→ **Aim of the exercise**
Take the entries below and reproduce them word for word.

(begin)

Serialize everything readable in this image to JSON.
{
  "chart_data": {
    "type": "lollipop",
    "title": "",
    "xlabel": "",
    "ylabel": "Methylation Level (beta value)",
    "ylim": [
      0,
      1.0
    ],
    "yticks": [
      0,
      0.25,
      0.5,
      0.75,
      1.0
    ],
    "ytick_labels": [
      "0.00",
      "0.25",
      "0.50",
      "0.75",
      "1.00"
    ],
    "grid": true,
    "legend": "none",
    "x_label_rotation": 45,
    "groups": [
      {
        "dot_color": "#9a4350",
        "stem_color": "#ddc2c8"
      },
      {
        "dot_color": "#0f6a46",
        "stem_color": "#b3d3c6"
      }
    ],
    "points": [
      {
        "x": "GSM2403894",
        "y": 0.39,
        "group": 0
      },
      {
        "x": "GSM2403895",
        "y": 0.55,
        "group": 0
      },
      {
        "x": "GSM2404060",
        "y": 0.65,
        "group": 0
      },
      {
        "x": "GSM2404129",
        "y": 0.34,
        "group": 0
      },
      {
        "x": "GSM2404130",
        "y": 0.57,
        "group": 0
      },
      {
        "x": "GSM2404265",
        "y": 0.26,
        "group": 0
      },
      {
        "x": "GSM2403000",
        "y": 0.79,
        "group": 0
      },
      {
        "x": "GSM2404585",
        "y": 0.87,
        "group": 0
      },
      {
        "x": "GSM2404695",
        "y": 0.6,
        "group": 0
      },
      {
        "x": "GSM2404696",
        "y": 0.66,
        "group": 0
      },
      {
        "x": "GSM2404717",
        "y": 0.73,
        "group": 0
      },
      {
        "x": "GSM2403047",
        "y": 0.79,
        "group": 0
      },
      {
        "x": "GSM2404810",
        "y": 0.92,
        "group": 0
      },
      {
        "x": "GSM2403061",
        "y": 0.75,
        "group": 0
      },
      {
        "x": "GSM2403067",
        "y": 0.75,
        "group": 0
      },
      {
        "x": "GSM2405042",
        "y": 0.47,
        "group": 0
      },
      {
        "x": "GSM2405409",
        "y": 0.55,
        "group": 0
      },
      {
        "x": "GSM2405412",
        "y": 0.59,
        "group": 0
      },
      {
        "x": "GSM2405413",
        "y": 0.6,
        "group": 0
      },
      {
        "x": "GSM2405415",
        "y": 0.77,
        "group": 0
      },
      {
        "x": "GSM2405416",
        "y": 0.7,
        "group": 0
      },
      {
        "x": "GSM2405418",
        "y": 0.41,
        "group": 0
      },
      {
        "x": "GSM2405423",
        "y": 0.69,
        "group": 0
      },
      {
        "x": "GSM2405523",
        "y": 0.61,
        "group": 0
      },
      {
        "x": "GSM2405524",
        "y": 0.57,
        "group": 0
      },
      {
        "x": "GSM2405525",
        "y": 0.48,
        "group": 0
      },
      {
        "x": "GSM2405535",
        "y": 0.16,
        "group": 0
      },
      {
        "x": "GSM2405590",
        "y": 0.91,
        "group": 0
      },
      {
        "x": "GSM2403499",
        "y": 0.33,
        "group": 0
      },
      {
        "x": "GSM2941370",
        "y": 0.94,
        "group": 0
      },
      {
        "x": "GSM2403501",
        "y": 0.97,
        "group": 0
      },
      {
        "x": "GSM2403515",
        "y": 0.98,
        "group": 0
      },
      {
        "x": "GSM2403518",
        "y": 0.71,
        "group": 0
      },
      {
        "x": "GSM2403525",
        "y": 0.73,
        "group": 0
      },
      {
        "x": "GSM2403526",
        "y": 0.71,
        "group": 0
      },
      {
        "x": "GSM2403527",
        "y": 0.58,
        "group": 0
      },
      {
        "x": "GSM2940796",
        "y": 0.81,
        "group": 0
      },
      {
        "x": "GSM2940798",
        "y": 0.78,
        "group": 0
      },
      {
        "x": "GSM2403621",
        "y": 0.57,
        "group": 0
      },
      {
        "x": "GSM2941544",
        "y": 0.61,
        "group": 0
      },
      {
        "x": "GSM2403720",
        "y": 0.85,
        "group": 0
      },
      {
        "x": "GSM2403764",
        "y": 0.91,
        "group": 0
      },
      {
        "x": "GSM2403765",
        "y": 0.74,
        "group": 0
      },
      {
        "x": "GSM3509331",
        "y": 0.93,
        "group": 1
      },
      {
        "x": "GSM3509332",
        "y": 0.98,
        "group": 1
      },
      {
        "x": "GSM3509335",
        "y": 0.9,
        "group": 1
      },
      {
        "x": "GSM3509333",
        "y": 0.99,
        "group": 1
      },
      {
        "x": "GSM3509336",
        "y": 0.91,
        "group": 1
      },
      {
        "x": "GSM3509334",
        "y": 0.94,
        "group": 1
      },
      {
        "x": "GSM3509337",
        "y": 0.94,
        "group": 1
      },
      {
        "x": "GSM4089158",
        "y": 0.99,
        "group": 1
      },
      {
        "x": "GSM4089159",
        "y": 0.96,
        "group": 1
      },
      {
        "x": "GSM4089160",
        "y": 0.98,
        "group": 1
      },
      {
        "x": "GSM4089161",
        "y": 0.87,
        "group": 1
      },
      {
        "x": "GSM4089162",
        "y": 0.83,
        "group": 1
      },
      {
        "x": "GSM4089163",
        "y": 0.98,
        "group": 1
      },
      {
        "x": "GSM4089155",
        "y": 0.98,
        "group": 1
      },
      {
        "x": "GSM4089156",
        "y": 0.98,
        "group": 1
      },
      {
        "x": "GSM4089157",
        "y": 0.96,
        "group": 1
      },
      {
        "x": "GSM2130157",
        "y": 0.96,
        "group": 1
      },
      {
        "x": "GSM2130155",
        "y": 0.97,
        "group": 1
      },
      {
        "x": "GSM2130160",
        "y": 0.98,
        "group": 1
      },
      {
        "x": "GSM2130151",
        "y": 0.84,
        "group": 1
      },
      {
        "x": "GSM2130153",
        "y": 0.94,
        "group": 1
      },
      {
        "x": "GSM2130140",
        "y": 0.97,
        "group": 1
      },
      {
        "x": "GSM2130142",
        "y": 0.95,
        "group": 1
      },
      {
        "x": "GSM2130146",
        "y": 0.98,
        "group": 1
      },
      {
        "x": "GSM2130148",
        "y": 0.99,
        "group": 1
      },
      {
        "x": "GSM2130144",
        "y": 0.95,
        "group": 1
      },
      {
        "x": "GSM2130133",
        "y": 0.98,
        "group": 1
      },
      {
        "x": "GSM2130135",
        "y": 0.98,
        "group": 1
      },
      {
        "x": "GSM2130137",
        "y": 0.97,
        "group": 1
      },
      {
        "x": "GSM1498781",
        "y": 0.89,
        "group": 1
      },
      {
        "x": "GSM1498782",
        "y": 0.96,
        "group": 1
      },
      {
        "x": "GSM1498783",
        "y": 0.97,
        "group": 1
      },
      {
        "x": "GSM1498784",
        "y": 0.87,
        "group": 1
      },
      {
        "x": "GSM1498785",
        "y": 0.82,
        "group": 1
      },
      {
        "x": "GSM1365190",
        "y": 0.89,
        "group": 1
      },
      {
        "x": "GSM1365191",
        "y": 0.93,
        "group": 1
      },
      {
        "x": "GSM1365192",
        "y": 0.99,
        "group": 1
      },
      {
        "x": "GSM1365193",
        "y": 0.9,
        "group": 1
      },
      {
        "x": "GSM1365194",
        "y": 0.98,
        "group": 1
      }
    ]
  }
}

(end)

→ **Full output**
Serialize everything readable in this image to JSON.
{
  "chart_data": {
    "type": "lollipop",
    "title": "",
    "xlabel": "",
    "ylabel": "Methylation Level (beta value)",
    "ylim": [
      0,
      1.0
    ],
    "yticks": [
      0,
      0.25,
      0.5,
      0.75,
      1.0
    ],
    "ytick_labels": [
      "0.00",
      "0.25",
      "0.50",
      "0.75",
      "1.00"
    ],
    "grid": true,
    "legend": "none",
    "x_label_rotation": 45,
    "groups": [
      {
        "dot_color": "#9a4350",
        "stem_color": "#ddc2c8"
      },
      {
        "dot_color": "#0f6a46",
        "stem_color": "#b3d3c6"
      }
    ],
    "points": [
      {
        "x": "GSM2403894",
        "y": 0.39,
        "group": 0
      },
      {
        "x": "GSM2403895",
        "y": 0.55,
        "group": 0
      },
      {
        "x": "GSM2404060",
        "y": 0.65,
        "group": 0
      },
      {
        "x": "GSM2404129",
        "y": 0.34,
        "group": 0
      },
      {
        "x": "GSM2404130",
        "y": 0.57,
        "group": 0
      },
      {
        "x": "GSM2404265",
        "y": 0.26,
        "group": 0
      },
      {
        "x": "GSM2403000",
        "y": 0.79,
        "group": 0
      },
      {
        "x": "GSM2404585",
        "y": 0.87,
        "group": 0
      },
      {
        "x": "GSM2404695",
        "y": 0.6,
        "group": 0
      },
      {
        "x": "GSM2404696",
        "y": 0.66,
        "group": 0
      },
      {
        "x": "GSM2404717",
        "y": 0.73,
        "group": 0
      },
      {
        "x": "GSM2403047",
        "y": 0.79,
        "group": 0
      },
      {
        "x": "GSM2404810",
        "y": 0.92,
        "group": 0
      },
      {
        "x": "GSM2403061",
        "y": 0.75,
        "group": 0
      },
      {
        "x": "GSM2403067",
        "y": 0.75,
        "group": 0
      },
      {
        "x": "GSM2405042",
        "y": 0.47,
        "group": 0
      },
      {
        "x": "GSM2405409",
        "y": 0.55,
        "group": 0
      },
      {
        "x": "GSM2405412",
        "y": 0.59,
        "group": 0
      },
      {
        "x": "GSM2405413",
        "y": 0.6,
        "group": 0
      },
      {
        "x": "GSM2405415",
        "y": 0.77,
        "group": 0
      },
      {
        "x": "GSM2405416",
        "y": 0.7,
        "group": 0
      },
      {
        "x": "GSM2405418",
        "y": 0.41,
        "group": 0
      },
      {
        "x": "GSM2405423",
        "y": 0.69,
        "group": 0
      },
      {
        "x": "GSM2405523",
        "y": 0.61,
        "group": 0
      },
      {
        "x": "GSM2405524",
        "y": 0.57,
        "group": 0
      },
      {
        "x": "GSM2405525",
        "y": 0.48,
        "group": 0
      },
      {
        "x": "GSM2405535",
        "y": 0.16,
        "group": 0
      },
      {
        "x": "GSM2405590",
        "y": 0.91,
        "group": 0
      },
      {
        "x": "GSM2403499",
        "y": 0.33,
        "group": 0
      },
      {
        "x": "GSM2941370",
        "y": 0.94,
        "group": 0
      },
      {
        "x": "GSM2403501",
        "y": 0.97,
        "group": 0
      },
      {
        "x": "GSM2403515",
        "y": 0.98,
        "group": 0
      },
      {
        "x": "GSM2403518",
        "y": 0.71,
        "group": 0
      },
      {
        "x": "GSM2403525",
        "y": 0.73,
        "group": 0
      },
      {
        "x": "GSM2403526",
        "y": 0.71,
        "group": 0
      },
      {
        "x": "GSM2403527",
        "y": 0.58,
        "group": 0
      },
      {
        "x": "GSM2940796",
        "y": 0.81,
        "group": 0
      },
      {
        "x": "GSM2940798",
        "y": 0.78,
        "group": 0
      },
      {
        "x": "GSM2403621",
        "y": 0.57,
        "group": 0
      },
      {
        "x": "GSM2941544",
        "y": 0.61,
        "group": 0
      },
      {
        "x": "GSM2403720",
        "y": 0.85,
        "group": 0
      },
      {
        "x": "GSM2403764",
        "y": 0.91,
        "group": 0
      },
      {
        "x": "GSM2403765",
        "y": 0.74,
        "group": 0
      },
      {
        "x": "GSM3509331",
        "y": 0.93,
        "group": 1
      },
      {
        "x": "GSM3509332",
        "y": 0.98,
        "group": 1
      },
      {
        "x": "GSM3509335",
        "y": 0.9,
        "group": 1
      },
      {
        "x": "GSM3509333",
        "y": 0.99,
        "group": 1
      },
      {
        "x": "GSM3509336",
        "y": 0.91,
        "group": 1
      },
      {
        "x": "GSM3509334",
        "y": 0.94,
        "group": 1
      },
      {
        "x": "GSM3509337",
        "y": 0.94,
        "group": 1
      },
      {
        "x": "GSM4089158",
        "y": 0.99,
        "group": 1
      },
      {
        "x": "GSM4089159",
        "y": 0.96,
        "group": 1
      },
      {
        "x": "GSM4089160",
        "y": 0.98,
        "group": 1
      },
      {
        "x": "GSM4089161",
        "y": 0.87,
        "group": 1
      },
      {
        "x": "GSM4089162",
        "y": 0.83,
        "group": 1
      },
      {
        "x": "GSM4089163",
        "y": 0.98,
        "group": 1
      },
      {
        "x": "GSM4089155",
        "y": 0.98,
        "group": 1
      },
      {
        "x": "GSM4089156",
        "y": 0.98,
        "group": 1
      },
      {
        "x": "GSM4089157",
        "y": 0.96,
        "group": 1
      },
      {
        "x": "GSM2130157",
        "y": 0.96,
        "group": 1
      },
      {
        "x": "GSM2130155",
        "y": 0.97,
        "group": 1
      },
      {
        "x": "GSM2130160",
        "y": 0.98,
        "group": 1
      },
      {
        "x": "GSM2130151",
        "y": 0.84,
        "group": 1
      },
      {
        "x": "GSM2130153",
        "y": 0.94,
        "group": 1
      },
      {
        "x": "GSM2130140",
        "y": 0.97,
        "group": 1
      },
      {
        "x": "GSM2130142",
        "y": 0.95,
        "group": 1
      },
      {
        "x": "GSM2130146",
        "y": 0.98,
        "group": 1
      },
      {
        "x": "GSM2130148",
        "y": 0.99,
        "group": 1
      },
      {
        "x": "GSM2130144",
        "y": 0.95,
        "group": 1
      },
      {
        "x": "GSM2130133",
        "y": 0.98,
        "group": 1
      },
      {
        "x": "GSM2130135",
        "y": 0.98,
        "group": 1
      },
      {
        "x": "GSM2130137",
        "y": 0.97,
        "group": 1
      },
      {
        "x": "GSM1498781",
        "y": 0.89,
        "group": 1
      },
      {
        "x": "GSM1498782",
        "y": 0.96,
        "group": 1
      },
      {
        "x": "GSM1498783",
        "y": 0.97,
        "group": 1
      },
      {
        "x": "GSM1498784",
        "y": 0.87,
        "group": 1
      },
      {
        "x": "GSM1498785",
        "y": 0.82,
        "group": 1
      },
      {
        "x": "GSM1365190",
        "y": 0.89,
        "group": 1
      },
      {
        "x": "GSM1365191",
        "y": 0.93,
        "group": 1
      },
      {
        "x": "GSM1365192",
        "y": 0.99,
        "group": 1
      },
      {
        "x": "GSM1365193",
        "y": 0.9,
        "group": 1
      },
      {
        "x": "GSM1365194",
        "y": 0.98,
        "group": 1
      }
    ]
  }
}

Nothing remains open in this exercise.